• **Problem to work on**
Take every line from the material that has the word "into" in it.

Stored data:
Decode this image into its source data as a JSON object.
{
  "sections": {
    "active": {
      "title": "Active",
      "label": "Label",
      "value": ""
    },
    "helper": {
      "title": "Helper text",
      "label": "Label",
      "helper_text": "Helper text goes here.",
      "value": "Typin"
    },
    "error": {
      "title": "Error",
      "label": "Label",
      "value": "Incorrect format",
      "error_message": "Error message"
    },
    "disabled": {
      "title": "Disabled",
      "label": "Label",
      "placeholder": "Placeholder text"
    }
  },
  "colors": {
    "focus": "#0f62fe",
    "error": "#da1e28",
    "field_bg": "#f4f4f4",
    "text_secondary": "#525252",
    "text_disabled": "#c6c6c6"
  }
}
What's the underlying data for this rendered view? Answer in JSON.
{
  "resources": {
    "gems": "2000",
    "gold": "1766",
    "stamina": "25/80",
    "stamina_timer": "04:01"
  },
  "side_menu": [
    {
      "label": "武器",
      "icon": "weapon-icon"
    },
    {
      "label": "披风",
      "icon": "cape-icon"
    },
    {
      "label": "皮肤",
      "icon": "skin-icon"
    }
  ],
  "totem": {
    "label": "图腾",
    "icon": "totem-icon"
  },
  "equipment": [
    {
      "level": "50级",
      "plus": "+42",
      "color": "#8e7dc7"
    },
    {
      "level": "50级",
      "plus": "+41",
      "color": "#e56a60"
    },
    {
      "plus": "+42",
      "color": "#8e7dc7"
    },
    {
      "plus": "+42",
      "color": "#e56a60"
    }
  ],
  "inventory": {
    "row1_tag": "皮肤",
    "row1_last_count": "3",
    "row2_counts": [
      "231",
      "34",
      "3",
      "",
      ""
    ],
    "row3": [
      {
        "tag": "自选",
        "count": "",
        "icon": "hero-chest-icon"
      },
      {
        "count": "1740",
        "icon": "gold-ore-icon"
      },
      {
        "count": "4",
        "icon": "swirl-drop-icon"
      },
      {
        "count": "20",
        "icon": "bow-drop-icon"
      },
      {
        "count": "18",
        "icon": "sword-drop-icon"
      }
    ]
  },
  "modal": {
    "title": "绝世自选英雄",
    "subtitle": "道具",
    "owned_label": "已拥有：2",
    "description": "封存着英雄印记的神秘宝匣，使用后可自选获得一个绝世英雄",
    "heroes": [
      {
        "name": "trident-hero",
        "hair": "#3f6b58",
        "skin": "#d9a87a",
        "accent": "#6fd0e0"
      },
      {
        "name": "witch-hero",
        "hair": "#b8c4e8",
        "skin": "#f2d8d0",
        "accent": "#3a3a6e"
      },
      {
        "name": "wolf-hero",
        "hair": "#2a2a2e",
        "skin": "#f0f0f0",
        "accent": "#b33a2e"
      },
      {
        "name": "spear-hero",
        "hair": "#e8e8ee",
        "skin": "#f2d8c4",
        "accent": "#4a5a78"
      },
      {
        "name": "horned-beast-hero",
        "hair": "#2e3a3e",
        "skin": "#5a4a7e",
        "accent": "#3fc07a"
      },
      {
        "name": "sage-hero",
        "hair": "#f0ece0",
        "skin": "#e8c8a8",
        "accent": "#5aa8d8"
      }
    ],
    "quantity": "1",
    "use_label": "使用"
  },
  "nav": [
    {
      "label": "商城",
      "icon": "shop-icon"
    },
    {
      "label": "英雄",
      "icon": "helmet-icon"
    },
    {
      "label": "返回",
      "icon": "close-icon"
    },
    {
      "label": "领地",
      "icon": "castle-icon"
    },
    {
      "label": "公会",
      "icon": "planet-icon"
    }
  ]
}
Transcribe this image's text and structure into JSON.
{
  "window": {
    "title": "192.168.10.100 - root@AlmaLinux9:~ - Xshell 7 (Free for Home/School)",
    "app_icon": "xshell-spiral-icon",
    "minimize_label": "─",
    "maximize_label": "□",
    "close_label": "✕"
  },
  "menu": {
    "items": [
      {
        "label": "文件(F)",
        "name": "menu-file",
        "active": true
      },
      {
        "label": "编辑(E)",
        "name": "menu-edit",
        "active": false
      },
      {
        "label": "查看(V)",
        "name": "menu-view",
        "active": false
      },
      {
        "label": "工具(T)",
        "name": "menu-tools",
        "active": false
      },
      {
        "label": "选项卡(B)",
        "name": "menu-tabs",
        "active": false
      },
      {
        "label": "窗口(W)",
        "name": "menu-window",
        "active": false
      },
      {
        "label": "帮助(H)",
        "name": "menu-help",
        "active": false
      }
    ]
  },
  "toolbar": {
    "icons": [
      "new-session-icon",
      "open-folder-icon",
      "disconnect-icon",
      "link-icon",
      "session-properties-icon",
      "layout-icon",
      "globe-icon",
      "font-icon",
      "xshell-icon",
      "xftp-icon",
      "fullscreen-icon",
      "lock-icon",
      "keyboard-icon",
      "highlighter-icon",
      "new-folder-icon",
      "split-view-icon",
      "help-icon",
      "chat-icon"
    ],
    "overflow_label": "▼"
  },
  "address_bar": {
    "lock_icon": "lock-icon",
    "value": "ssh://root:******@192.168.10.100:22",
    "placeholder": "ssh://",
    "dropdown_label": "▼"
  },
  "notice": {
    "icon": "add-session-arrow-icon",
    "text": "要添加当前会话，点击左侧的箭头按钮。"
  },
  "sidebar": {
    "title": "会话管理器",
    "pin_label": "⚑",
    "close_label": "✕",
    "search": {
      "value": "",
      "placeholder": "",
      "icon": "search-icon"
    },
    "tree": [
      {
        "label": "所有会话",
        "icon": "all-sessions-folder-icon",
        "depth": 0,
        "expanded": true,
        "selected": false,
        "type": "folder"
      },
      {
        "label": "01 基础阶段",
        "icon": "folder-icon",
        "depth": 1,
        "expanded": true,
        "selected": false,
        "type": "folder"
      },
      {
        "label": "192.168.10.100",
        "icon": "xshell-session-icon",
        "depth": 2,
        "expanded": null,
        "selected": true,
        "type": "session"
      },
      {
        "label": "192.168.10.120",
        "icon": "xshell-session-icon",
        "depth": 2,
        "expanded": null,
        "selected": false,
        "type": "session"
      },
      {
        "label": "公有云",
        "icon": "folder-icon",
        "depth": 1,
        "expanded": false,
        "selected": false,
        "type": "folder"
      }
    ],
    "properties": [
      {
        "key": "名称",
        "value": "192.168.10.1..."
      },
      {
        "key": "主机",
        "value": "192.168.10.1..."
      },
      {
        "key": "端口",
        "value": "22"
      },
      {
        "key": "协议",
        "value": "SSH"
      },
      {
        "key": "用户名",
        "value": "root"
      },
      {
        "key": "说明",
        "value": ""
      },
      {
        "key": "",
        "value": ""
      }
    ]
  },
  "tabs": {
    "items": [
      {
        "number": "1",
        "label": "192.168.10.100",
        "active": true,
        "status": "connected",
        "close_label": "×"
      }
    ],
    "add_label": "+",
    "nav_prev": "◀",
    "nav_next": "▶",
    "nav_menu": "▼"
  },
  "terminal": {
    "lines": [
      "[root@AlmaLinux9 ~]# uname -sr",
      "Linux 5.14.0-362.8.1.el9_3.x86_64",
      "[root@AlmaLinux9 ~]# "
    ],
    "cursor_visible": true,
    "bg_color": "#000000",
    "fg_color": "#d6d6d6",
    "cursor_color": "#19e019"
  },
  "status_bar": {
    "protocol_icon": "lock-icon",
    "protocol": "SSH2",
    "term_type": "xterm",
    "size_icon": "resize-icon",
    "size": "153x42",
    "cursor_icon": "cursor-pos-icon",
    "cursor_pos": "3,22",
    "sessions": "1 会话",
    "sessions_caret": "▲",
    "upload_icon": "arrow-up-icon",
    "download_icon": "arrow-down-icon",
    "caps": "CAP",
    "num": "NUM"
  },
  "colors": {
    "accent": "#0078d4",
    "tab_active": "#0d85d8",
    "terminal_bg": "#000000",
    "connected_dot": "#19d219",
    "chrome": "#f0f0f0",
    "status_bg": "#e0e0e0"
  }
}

• **Finished exercise**
Decode this image into its source data as a JSON object.
Transcribe this image's text and structure into JSON.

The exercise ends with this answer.